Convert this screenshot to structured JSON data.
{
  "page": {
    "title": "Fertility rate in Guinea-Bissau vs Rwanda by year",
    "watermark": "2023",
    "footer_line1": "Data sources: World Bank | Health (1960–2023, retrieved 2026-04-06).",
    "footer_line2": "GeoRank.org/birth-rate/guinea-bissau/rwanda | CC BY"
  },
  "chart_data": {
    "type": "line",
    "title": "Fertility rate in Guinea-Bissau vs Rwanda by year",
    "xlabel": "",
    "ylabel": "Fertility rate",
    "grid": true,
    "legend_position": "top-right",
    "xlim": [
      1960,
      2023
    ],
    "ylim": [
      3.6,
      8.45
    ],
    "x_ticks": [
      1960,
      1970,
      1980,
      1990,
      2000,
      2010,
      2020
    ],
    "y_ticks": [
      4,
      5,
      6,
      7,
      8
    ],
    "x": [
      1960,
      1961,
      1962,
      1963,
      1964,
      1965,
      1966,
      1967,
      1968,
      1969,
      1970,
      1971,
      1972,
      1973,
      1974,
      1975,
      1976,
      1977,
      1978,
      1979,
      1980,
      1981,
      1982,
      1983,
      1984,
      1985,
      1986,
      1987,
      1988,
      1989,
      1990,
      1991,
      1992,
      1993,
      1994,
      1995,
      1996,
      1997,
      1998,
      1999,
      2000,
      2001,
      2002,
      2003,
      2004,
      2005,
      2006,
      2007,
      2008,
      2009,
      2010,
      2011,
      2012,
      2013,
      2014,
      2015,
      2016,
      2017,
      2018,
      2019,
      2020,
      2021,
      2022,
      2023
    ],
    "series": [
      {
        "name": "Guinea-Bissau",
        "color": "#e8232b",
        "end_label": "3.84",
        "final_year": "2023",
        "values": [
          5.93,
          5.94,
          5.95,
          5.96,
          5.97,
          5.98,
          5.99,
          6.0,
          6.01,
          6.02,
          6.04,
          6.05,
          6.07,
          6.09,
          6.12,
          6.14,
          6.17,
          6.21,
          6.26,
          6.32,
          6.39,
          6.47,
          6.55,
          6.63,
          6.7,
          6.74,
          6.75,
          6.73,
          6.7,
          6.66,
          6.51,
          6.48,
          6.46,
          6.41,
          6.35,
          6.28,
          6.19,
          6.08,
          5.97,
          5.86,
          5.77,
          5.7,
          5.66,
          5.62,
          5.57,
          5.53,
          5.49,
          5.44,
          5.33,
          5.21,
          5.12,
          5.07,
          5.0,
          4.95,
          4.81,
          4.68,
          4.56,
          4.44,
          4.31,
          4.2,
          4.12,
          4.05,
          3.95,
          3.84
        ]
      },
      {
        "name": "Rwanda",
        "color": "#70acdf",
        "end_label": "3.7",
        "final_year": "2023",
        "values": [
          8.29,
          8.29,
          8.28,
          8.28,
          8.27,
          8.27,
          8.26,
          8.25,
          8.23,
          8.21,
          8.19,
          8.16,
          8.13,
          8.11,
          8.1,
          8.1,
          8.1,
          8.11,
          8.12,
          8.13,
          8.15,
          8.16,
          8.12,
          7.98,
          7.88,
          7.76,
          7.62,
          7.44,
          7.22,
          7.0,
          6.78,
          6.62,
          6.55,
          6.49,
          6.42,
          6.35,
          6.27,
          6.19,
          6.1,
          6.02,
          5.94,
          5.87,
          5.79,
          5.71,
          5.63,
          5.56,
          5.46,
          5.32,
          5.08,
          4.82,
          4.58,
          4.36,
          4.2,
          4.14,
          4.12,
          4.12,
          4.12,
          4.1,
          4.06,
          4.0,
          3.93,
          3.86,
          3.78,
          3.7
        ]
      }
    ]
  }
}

------------------------------

TASK TO COMPLETE: Each line in the material above must be retyped without alteration.

WRITTEN SOLUTION:
Convert this screenshot to structured JSON data.
{
  "page": {
    "title": "Fertility rate in Guinea-Bissau vs Rwanda by year",
    "watermark": "2023",
    "footer_line1": "Data sources: World Bank | Health (1960–2023, retrieved 2026-04-06).",
    "footer_line2": "GeoRank.org/birth-rate/guinea-bissau/rwanda | CC BY"
  },
  "chart_data": {
    "type": "line",
    "title": "Fertility rate in Guinea-Bissau vs Rwanda by year",
    "xlabel": "",
    "ylabel": "Fertility rate",
    "grid": true,
    "legend_position": "top-right",
    "xlim": [
      1960,
      2023
    ],
    "ylim": [
      3.6,
      8.45
    ],
    "x_ticks": [
      1960,
      1970,
      1980,
      1990,
      2000,
      2010,
      2020
    ],
    "y_ticks": [
      4,
      5,
      6,
      7,
      8
    ],
    "x": [
      1960,
      1961,
      1962,
      1963,
      1964,
      1965,
      1966,
      1967,
      1968,
      1969,
      1970,
      1971,
      1972,
      1973,
      1974,
      1975,
      1976,
      1977,
      1978,
      1979,
      1980,
      1981,
      1982,
      1983,
      1984,
      1985,
      1986,
      1987,
      1988,
      1989,
      1990,
      1991,
      1992,
      1993,
      1994,
      1995,
      1996,
      1997,
      1998,
      1999,
      2000,
      2001,
      2002,
      2003,
      2004,
      2005,
      2006,
      2007,
      2008,
      2009,
      2010,
      2011,
      2012,
      2013,
      2014,
      2015,
      2016,
      2017,
      2018,
      2019,
      2020,
      2021,
      2022,
      2023
    ],
    "series": [
      {
        "name": "Guinea-Bissau",
        "color": "#e8232b",
        "end_label": "3.84",
        "final_year": "2023",
        "values": [
          5.93,
          5.94,
          5.95,
          5.96,
          5.97,
          5.98,
          5.99,
          6.0,
          6.01,
          6.02,
          6.04,
          6.05,
          6.07,
          6.09,
          6.12,
          6.14,
          6.17,
          6.21,
          6.26,
          6.32,
          6.39,
          6.47,
          6.55,
          6.63,
          6.7,
          6.74,
          6.75,
          6.73,
          6.7,
          6.66,
          6.51,
          6.48,
          6.46,
          6.41,
          6.35,
          6.28,
          6.19,
          6.08,
          5.97,
          5.86,
          5.77,
          5.7,
          5.66,
          5.62,
          5.57,
          5.53,
          5.49,
          5.44,
          5.33,
          5.21,
          5.12,
          5.07,
          5.0,
          4.95,
          4.81,
          4.68,
          4.56,
          4.44,
          4.31,
          4.2,
          4.12,
          4.05,
          3.95,
          3.84
        ]
      },
      {
        "name": "Rwanda",
        "color": "#70acdf",
        "end_label": "3.7",
        "final_year": "2023",
        "values": [
          8.29,
          8.29,
          8.28,
          8.28,
          8.27,
          8.27,
          8.26,
          8.25,
          8.23,
          8.21,
          8.19,
          8.16,
          8.13,
          8.11,
          8.1,
          8.1,
          8.1,
          8.11,
          8.12,
          8.13,
          8.15,
          8.16,
          8.12,
          7.98,
          7.88,
          7.76,
          7.62,
          7.44,
          7.22,
          7.0,
          6.78,
          6.62,
          6.55,
          6.49,
          6.42,
          6.35,
          6.27,
          6.19,
          6.1,
          6.02,
          5.94,
          5.87,
          5.79,
          5.71,
          5.63,
          5.56,
          5.46,
          5.32,
          5.08,
          4.82,
          4.58,
          4.36,
          4.2,
          4.14,
          4.12,
          4.12,
          4.12,
          4.1,
          4.06,
          4.0,
          3.93,
          3.86,
          3.78,
          3.7
        ]
      }
    ]
  }
}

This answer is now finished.